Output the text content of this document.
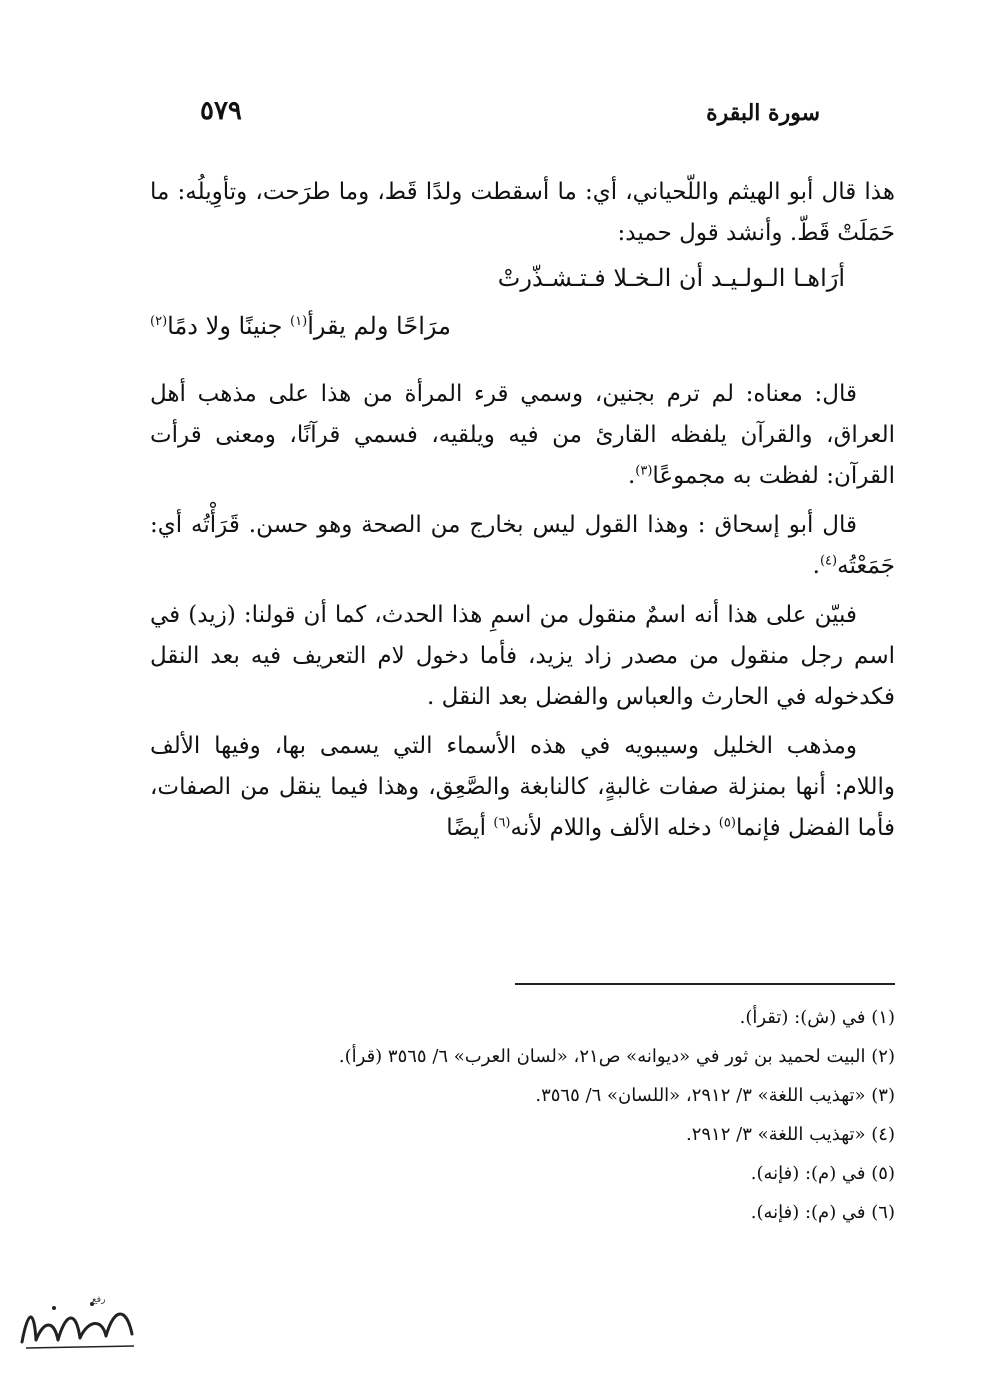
سورة البقرة
٥٧٩

هذا قال أبو الهيثم واللّحياني، أي: ما أسقطت ولدًا قَط، وما طرَحت، وتأوِيلُه: ما حَمَلَتْ قَطّ. وأنشد قول حميد:

أرَاهـا الـولـيـد أن الـخـلا فـتـشـذّرتْ

مرَاحًا ولم يقرأ$^{(١)}$ جنينًا ولا دمًا$^{(٢)}$

قال: معناه: لم ترم بجنين، وسمي قرء المرأة من هذا على مذهب أهل العراق، والقرآن يلفظه القارئ من فيه ويلقيه، فسمي قرآنًا، ومعنى قرأت القرآن: لفظت به مجموعًا$^{(٣)}$.

قال أبو إسحاق : وهذا القول ليس بخارج من الصحة وهو حسن. قَرَأْتُه أي: جَمَعْتُه$^{(٤)}$.

فبيّن على هذا أنه اسمٌ منقول من اسمِ هذا الحدث، كما أن قولنا: (زيد) في اسم رجل منقول من مصدر زاد يزيد، فأما دخول لام التعريف فيه بعد النقل فكدخوله في الحارث والعباس والفضل بعد النقل .

ومذهب الخليل وسيبويه في هذه الأسماء التي يسمى بها، وفيها الألف واللام: أنها بمنزلة صفات غالبةٍ، كالنابغة والصَّعِق، وهذا فيما ينقل من الصفات، فأما الفضل فإنما$^{(٥)}$ دخله الألف واللام لأنه$^{(٦)}$ أيضًا

(١) في (ش): (تقرأ).

(٢) البيت لحميد بن ثور في «ديوانه» ص٢١، «لسان العرب» ٦/ ٣٥٦٥ (قرأ).

(٣) «تهذيب اللغة» ٣/ ٢٩١٢، «اللسان» ٦/ ٣٥٦٥.

(٤) «تهذيب اللغة» ٣/ ٢٩١٢.

(٥) في (م): (فإنه).

(٦) في (م): (فإنه).

رفع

> _THE TASK_
Which lines hold the word "وهذا"? Copy each of them from the records.

> _TASK RESPONSE_
قال أبو إسحاق : وهذا القول ليس بخارج من الصحة وهو حسن. قَرَأْتُه أي: جَمَعْتُه$^{(٤)}$.
ومذهب الخليل وسيبويه في هذه الأسماء التي يسمى بها، وفيها الألف واللام: أنها بمنزلة صفات غالبةٍ، كالنابغة والصَّعِق، وهذا فيما ينقل من الصفات، فأما الفضل فإنما$^{(٥)}$ دخله الألف واللام لأنه$^{(٦)}$ أيضًا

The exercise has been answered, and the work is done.